## PROMPT
The listing below must be repeated word for word, with its images excluded.

## MATERIAL FOR THIS TASK
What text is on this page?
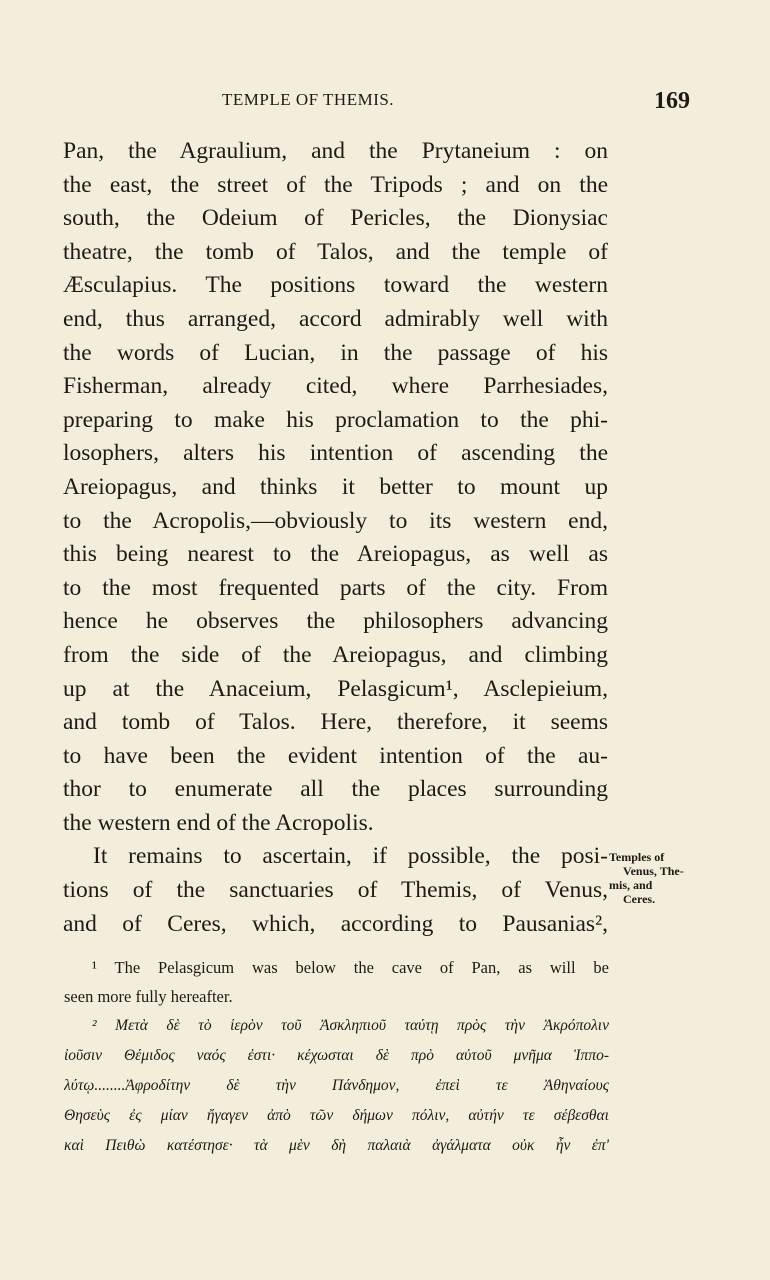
TEMPLE OF THEMIS.	169
Pan, the Agraulium, and the Prytaneium : on
the east, the street of the Tripods ; and on the
south, the Odeium of Pericles, the Dionysiac
theatre, the tomb of Talos, and the temple of
Æsculapius. The positions toward the western
end, thus arranged, accord admirably well with
the words of Lucian, in the passage of his
Fisherman, already cited, where Parrhesiades,
preparing to make his proclamation to the phi-
losophers, alters his intention of ascending the
Areiopagus, and thinks it better to mount up
to the Acropolis,—obviously to its western end,
this being nearest to the Areiopagus, as well as
to the most frequented parts of the city. From
hence he observes the philosophers advancing
from the side of the Areiopagus, and climbing
up at the Anaceium, Pelasgicum¹, Asclepieium,
and tomb of Talos. Here, therefore, it seems
to have been the evident intention of the au-
thor to enumerate all the places surrounding
the western end of the Acropolis.
It remains to ascertain, if possible, the posi-
tions of the sanctuaries of Themis, of Venus,
and of Ceres, which, according to Pausanias²,
Temples of
Venus, The-
mis, and
Ceres.
¹ The Pelasgicum was below the cave of Pan, as will be
seen more fully hereafter.
² Μετὰ δὲ τὸ ἱερὸν τοῦ Ἀσκληπιοῦ ταύτῃ πρὸς τὴν Ἀκρόπολιν
ἰοῦσιν Θέμιδος ναός ἐστι· κέχωσται δὲ πρὸ αὐτοῦ μνῆμα Ἱππο-
λύτῳ........Ἀφροδίτην δὲ τὴν Πάνδημον, ἐπεὶ τε Ἀθηναίους
Θησεὺς ἐς μίαν ἤγαγεν ἀπὸ τῶν δήμων πόλιν, αὐτήν τε σέβεσθαι
καὶ Πειθὼ κατέστησε· τὰ μὲν δὴ παλαιὰ ἀγάλματα οὐκ ἦν ἐπ'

## ANSWER TO THIS EXERCISE
What text is on this page?
TEMPLE OF THEMIS.	169
Pan, the Agraulium, and the Prytaneium : on
the east, the street of the Tripods ; and on the
south, the Odeium of Pericles, the Dionysiac
theatre, the tomb of Talos, and the temple of
Æsculapius. The positions toward the western
end, thus arranged, accord admirably well with
the words of Lucian, in the passage of his
Fisherman, already cited, where Parrhesiades,
preparing to make his proclamation to the phi-
losophers, alters his intention of ascending the
Areiopagus, and thinks it better to mount up
to the Acropolis,—obviously to its western end,
this being nearest to the Areiopagus, as well as
to the most frequented parts of the city. From
hence he observes the philosophers advancing
from the side of the Areiopagus, and climbing
up at the Anaceium, Pelasgicum¹, Asclepieium,
and tomb of Talos. Here, therefore, it seems
to have been the evident intention of the au-
thor to enumerate all the places surrounding
the western end of the Acropolis.
It remains to ascertain, if possible, the posi-
tions of the sanctuaries of Themis, of Venus,
and of Ceres, which, according to Pausanias²,
Temples of
Venus, The-
mis, and
Ceres.
¹ The Pelasgicum was below the cave of Pan, as will be
seen more fully hereafter.
² Μετὰ δὲ τὸ ἱερὸν τοῦ Ἀσκληπιοῦ ταύτῃ πρὸς τὴν Ἀκρόπολιν
ἰοῦσιν Θέμιδος ναός ἐστι· κέχωσται δὲ πρὸ αὐτοῦ μνῆμα Ἱππο-
λύτῳ........Ἀφροδίτην δὲ τὴν Πάνδημον, ἐπεὶ τε Ἀθηναίους
Θησεὺς ἐς μίαν ἤγαγεν ἀπὸ τῶν δήμων πόλιν, αὐτήν τε σέβεσθαι
καὶ Πειθὼ κατέστησε· τὰ μὲν δὴ παλαιὰ ἀγάλματα οὐκ ἦν ἐπ'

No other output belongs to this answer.